• _What you have to do_
Return only these lines: the one that contains "Give me a plain-text" and every line after it through the end of the listing, exactly, without pictures.

• _Recorded data_
-- Start --

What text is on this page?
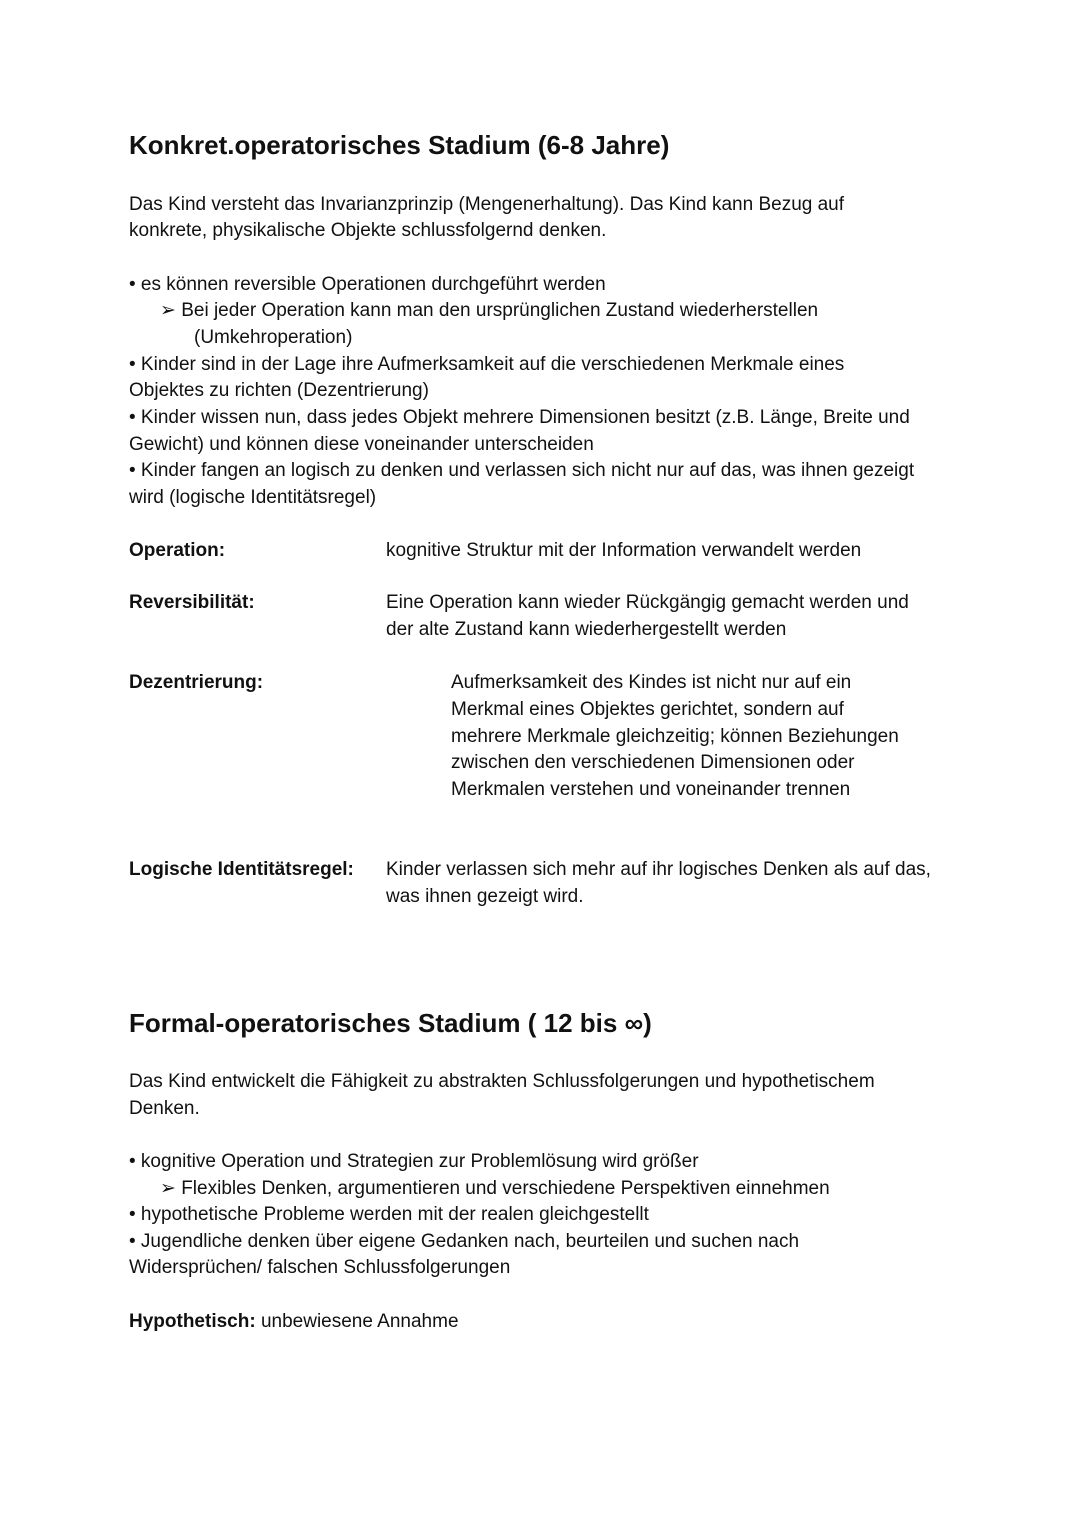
Konkret.operatorisches Stadium (6-8 Jahre)
Das Kind versteht das Invarianzprinzip (Mengenerhaltung). Das Kind kann Bezug auf
konkrete, physikalische Objekte schlussfolgernd denken.
• es können reversible Operationen durchgeführt werden
➢ Bei jeder Operation kann man den ursprünglichen Zustand wiederherstellen
(Umkehroperation)
• Kinder sind in der Lage ihre Aufmerksamkeit auf die verschiedenen Merkmale eines
Objektes zu richten (Dezentrierung)
• Kinder wissen nun, dass jedes Objekt mehrere Dimensionen besitzt (z.B. Länge, Breite und
Gewicht) und können diese voneinander unterscheiden
• Kinder fangen an logisch zu denken und verlassen sich nicht nur auf das, was ihnen gezeigt
wird (logische Identitätsregel)
Operation:	kognitive Struktur mit der Information verwandelt werden
Reversibilität:	Eine Operation kann wieder Rückgängig gemacht werden und
der alte Zustand kann wiederhergestellt werden
Dezentrierung:	Aufmerksamkeit des Kindes ist nicht nur auf ein
Merkmal eines Objektes gerichtet, sondern auf
mehrere Merkmale gleichzeitig; können Beziehungen
zwischen den verschiedenen Dimensionen oder
Merkmalen verstehen und voneinander trennen
Logische Identitätsregel: Kinder verlassen sich mehr auf ihr logisches Denken als auf das,
was ihnen gezeigt wird.
Formal-operatorisches Stadium ( 12 bis ∞)
Das Kind entwickelt die Fähigkeit zu abstrakten Schlussfolgerungen und hypothetischem
Denken.
• kognitive Operation und Strategien zur Problemlösung wird größer
➢ Flexibles Denken, argumentieren und verschiedene Perspektiven einnehmen
• hypothetische Probleme werden mit der realen gleichgestellt
• Jugendliche denken über eigene Gedanken nach, beurteilen und suchen nach
Widersprüchen/ falschen Schlussfolgerungen
Hypothetisch: unbewiesene Annahme
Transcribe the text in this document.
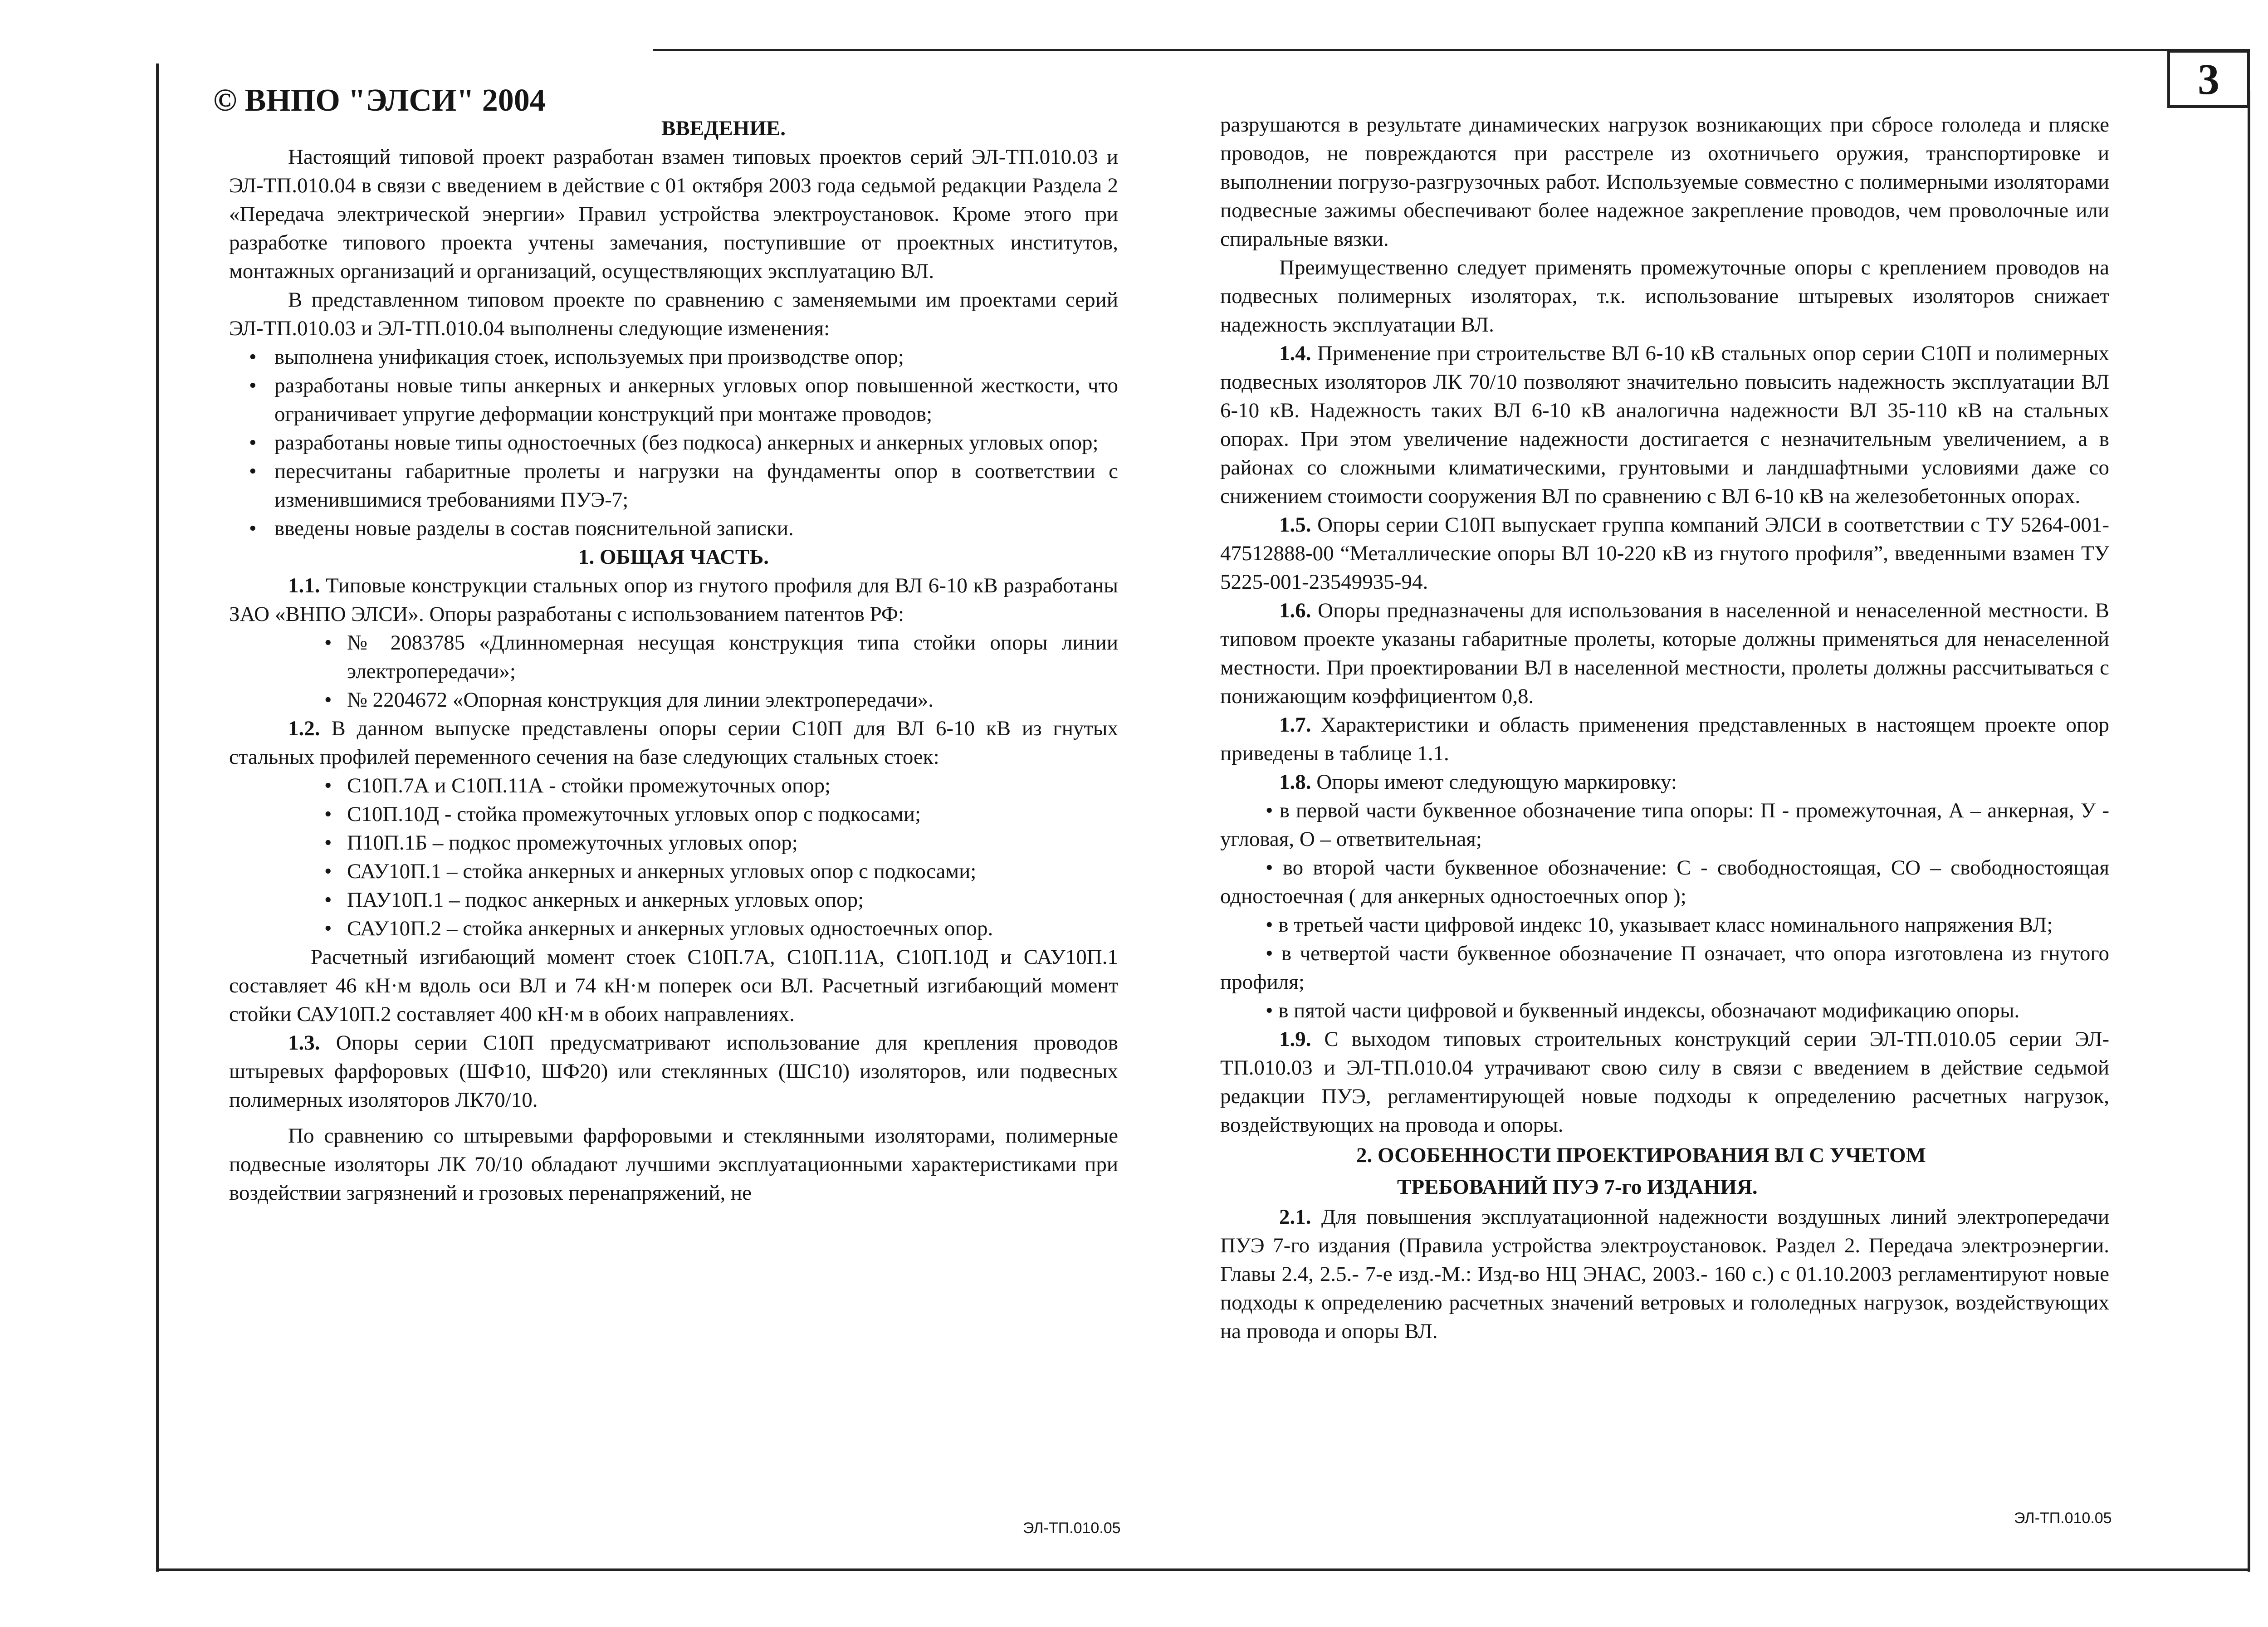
3
© ВНПО "ЭЛСИ" 2004

ВВЕДЕНИЕ.

Настоящий типовой проект разработан взамен типовых проектов серий ЭЛ-ТП.010.03 и ЭЛ-ТП.010.04 в связи с введением в действие с 01 октября 2003 года седьмой редакции Раздела 2 «Передача электрической энергии» Правил устройства электроустановок. Кроме этого при разработке типового проекта учтены замечания, поступившие от проектных институтов, монтажных организаций и организаций, осуществляющих эксплуатацию ВЛ.

В представленном типовом проекте по сравнению с заменяемыми им проектами серий ЭЛ-ТП.010.03 и ЭЛ-ТП.010.04 выполнены следующие изменения:

• выполнена унификация стоек, используемых при производстве опор;
• разработаны новые типы анкерных и анкерных угловых опор повышенной жесткости, что ограничивает упругие деформации конструкций при монтаже проводов;
• разработаны новые типы одностоечных (без подкоса) анкерных и анкерных угловых опор;
• пересчитаны габаритные пролеты и нагрузки на фундаменты опор в соответствии с изменившимися требованиями ПУЭ-7;
• введены новые разделы в состав пояснительной записки.

1. ОБЩАЯ ЧАСТЬ.

1.1. Типовые конструкции стальных опор из гнутого профиля для ВЛ 6-10 кВ разработаны ЗАО «ВНПО ЭЛСИ». Опоры разработаны с использованием патентов РФ:

• № 2083785 «Длинномерная несущая конструкция типа стойки опоры линии электропередачи»;
• № 2204672 «Опорная конструкция для линии электропередачи».

1.2. В данном выпуске представлены опоры серии С10П для ВЛ 6-10 кВ из гнутых стальных профилей переменного сечения на базе следующих стальных стоек:

• С10П.7А и С10П.11А - стойки промежуточных опор;
• С10П.10Д - стойка промежуточных угловых опор с подкосами;
• П10П.1Б – подкос промежуточных угловых опор;
• САУ10П.1 – стойка анкерных и анкерных угловых опор с подкосами;
• ПАУ10П.1 – подкос анкерных и анкерных угловых опор;
• САУ10П.2 – стойка анкерных и анкерных угловых одностоечных опор.

Расчетный изгибающий момент стоек С10П.7А, С10П.11А, С10П.10Д и САУ10П.1 составляет 46 кН·м вдоль оси ВЛ и 74 кН·м поперек оси ВЛ. Расчетный изгибающий момент стойки САУ10П.2 составляет 400 кН·м в обоих направлениях.

1.3. Опоры серии С10П предусматривают использование для крепления проводов штыревых фарфоровых (ШФ10, ШФ20) или стеклянных (ШС10) изоляторов, или подвесных полимерных изоляторов ЛК70/10.

По сравнению со штыревыми фарфоровыми и стеклянными изоляторами, полимерные подвесные изоляторы ЛК 70/10 обладают лучшими эксплуатационными характеристиками при воздействии загрязнений и грозовых перенапряжений, не

ЭЛ-ТП.010.05

разрушаются в результате динамических нагрузок возникающих при сбросе гололеда и пляске проводов, не повреждаются при расстреле из охотничьего оружия, транспортировке и выполнении погрузо-разгрузочных работ. Используемые совместно с полимерными изоляторами подвесные зажимы обеспечивают более надежное закрепление проводов, чем проволочные или спиральные вязки.

Преимущественно следует применять промежуточные опоры с креплением проводов на подвесных полимерных изоляторах, т.к. использование штыревых изоляторов снижает надежность эксплуатации ВЛ.

1.4. Применение при строительстве ВЛ 6-10 кВ стальных опор серии С10П и полимерных подвесных изоляторов ЛК 70/10 позволяют значительно повысить надежность эксплуатации ВЛ 6-10 кВ. Надежность таких ВЛ 6-10 кВ аналогична надежности ВЛ 35-110 кВ на стальных опорах. При этом увеличение надежности достигается с незначительным увеличением, а в районах со сложными климатическими, грунтовыми и ландшафтными условиями даже со снижением стоимости сооружения ВЛ по сравнению с ВЛ 6-10 кВ на железобетонных опорах.

1.5. Опоры серии С10П выпускает группа компаний ЭЛСИ в соответствии с ТУ 5264-001-47512888-00 “Металлические опоры ВЛ 10-220 кВ из гнутого профиля”, введенными взамен ТУ 5225-001-23549935-94.

1.6. Опоры предназначены для использования в населенной и ненаселенной местности. В типовом проекте указаны габаритные пролеты, которые должны применяться для ненаселенной местности. При проектировании ВЛ в населенной местности, пролеты должны рассчитываться с понижающим коэффициентом 0,8.

1.7. Характеристики и область применения представленных в настоящем проекте опор приведены в таблице 1.1.

1.8. Опоры имеют следующую маркировку:

• в первой части буквенное обозначение типа опоры: П - промежуточная, А – анкерная, У - угловая, О – ответвительная;

• во второй части буквенное обозначение: С - свободностоящая, СО – свободностоящая одностоечная ( для анкерных одностоечных опор );

• в третьей части цифровой индекс 10, указывает класс номинального напряжения ВЛ;

• в четвертой части буквенное обозначение П означает, что опора изготовлена из гнутого профиля;

• в пятой части цифровой и буквенный индексы, обозначают модификацию опоры.

1.9. С выходом типовых строительных конструкций серии ЭЛ-ТП.010.05 серии ЭЛ-ТП.010.03 и ЭЛ-ТП.010.04 утрачивают свою силу в связи с введением в действие седьмой редакции ПУЭ, регламентирующей новые подходы к определению расчетных нагрузок, воздействующих на провода и опоры.

2. ОСОБЕННОСТИ ПРОЕКТИРОВАНИЯ ВЛ С УЧЕТОМ
ТРЕБОВАНИЙ ПУЭ 7-го ИЗДАНИЯ.

2.1. Для повышения эксплуатационной надежности воздушных линий электропередачи ПУЭ 7-го издания (Правила устройства электроустановок. Раздел 2. Передача электроэнергии. Главы 2.4, 2.5.- 7-е изд.-М.: Изд-во НЦ ЭНАС, 2003.- 160 с.) с 01.10.2003 регламентируют новые подходы к определению расчетных значений ветровых и гололедных нагрузок, воздействующих на провода и опоры ВЛ.

ЭЛ-ТП.010.05
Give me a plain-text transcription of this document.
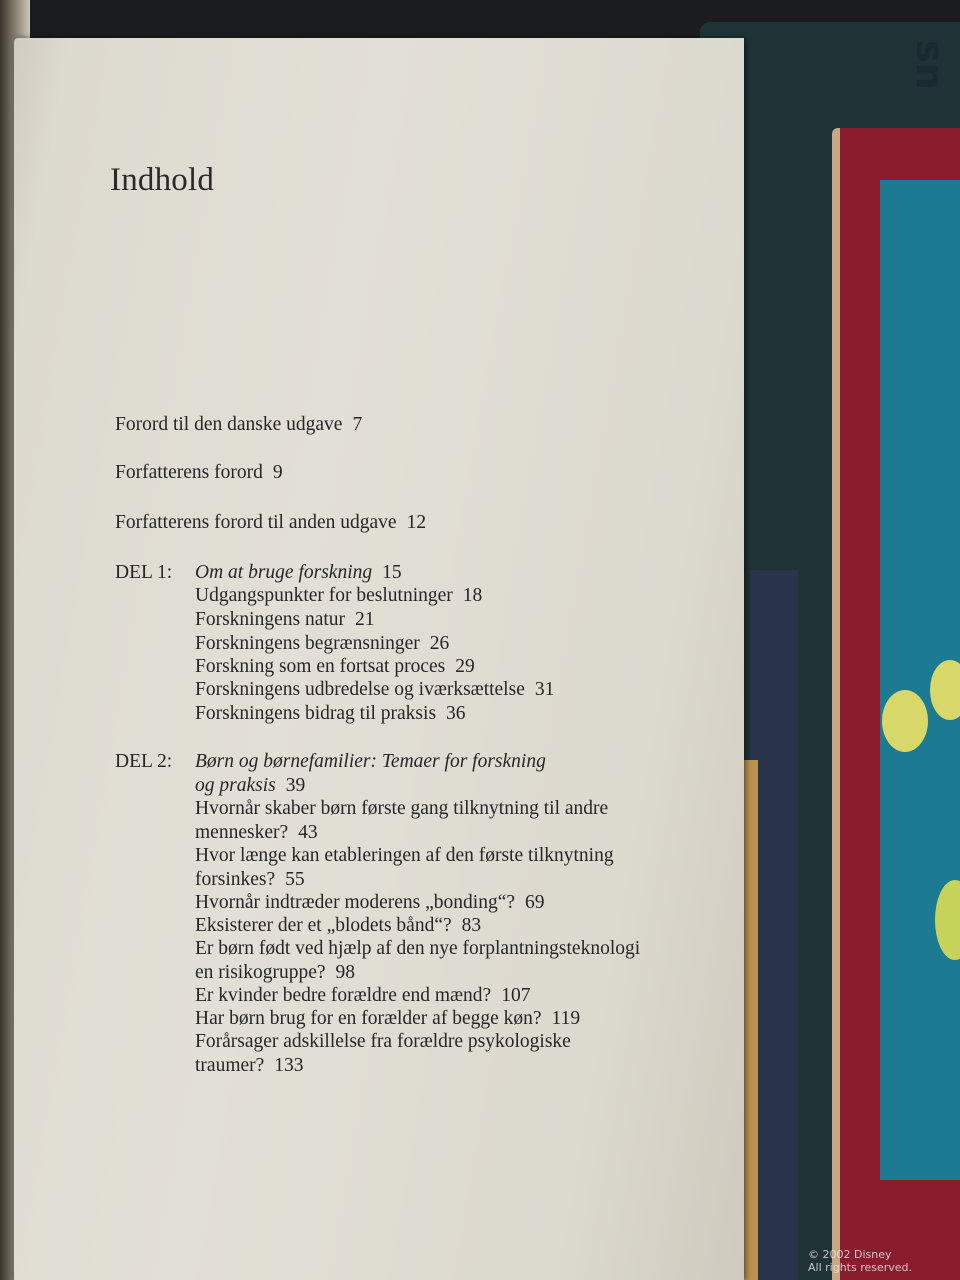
sn
© 2002 Disney
All rights reserved.
Indhold
Forord til den danske udgave 7
Forfatterens forord 9
Forfatterens forord til anden udgave 12
DEL 1: Om at bruge forskning 15
Udgangspunkter for beslutninger 18
Forskningens natur 21
Forskningens begrænsninger 26
Forskning som en fortsat proces 29
Forskningens udbredelse og iværksættelse 31
Forskningens bidrag til praksis 36
DEL 2: Børn og børnefamilier: Temaer for forskning
og praksis 39
Hvornår skaber børn første gang tilknytning til andre
mennesker? 43
Hvor længe kan etableringen af den første tilknytning
forsinkes? 55
Hvornår indtræder moderens „bonding“? 69
Eksisterer der et „blodets bånd“? 83
Er børn født ved hjælp af den nye forplantningsteknologi
en risikogruppe? 98
Er kvinder bedre forældre end mænd? 107
Har børn brug for en forælder af begge køn? 119
Forårsager adskillelse fra forældre psykologiske
traumer? 133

-- End --

• _Exercise output_
Give me a plain-text transcription of this document.
sn
© 2002 Disney
All rights reserved.
Indhold
Forord til den danske udgave 7
Forfatterens forord 9
Forfatterens forord til anden udgave 12
DEL 1: Om at bruge forskning 15
Udgangspunkter for beslutninger 18
Forskningens natur 21
Forskningens begrænsninger 26
Forskning som en fortsat proces 29
Forskningens udbredelse og iværksættelse 31
Forskningens bidrag til praksis 36
DEL 2: Børn og børnefamilier: Temaer for forskning
og praksis 39
Hvornår skaber børn første gang tilknytning til andre
mennesker? 43
Hvor længe kan etableringen af den første tilknytning
forsinkes? 55
Hvornår indtræder moderens „bonding“? 69
Eksisterer der et „blodets bånd“? 83
Er børn født ved hjælp af den nye forplantningsteknologi
en risikogruppe? 98
Er kvinder bedre forældre end mænd? 107
Har børn brug for en forælder af begge køn? 119
Forårsager adskillelse fra forældre psykologiske
traumer? 133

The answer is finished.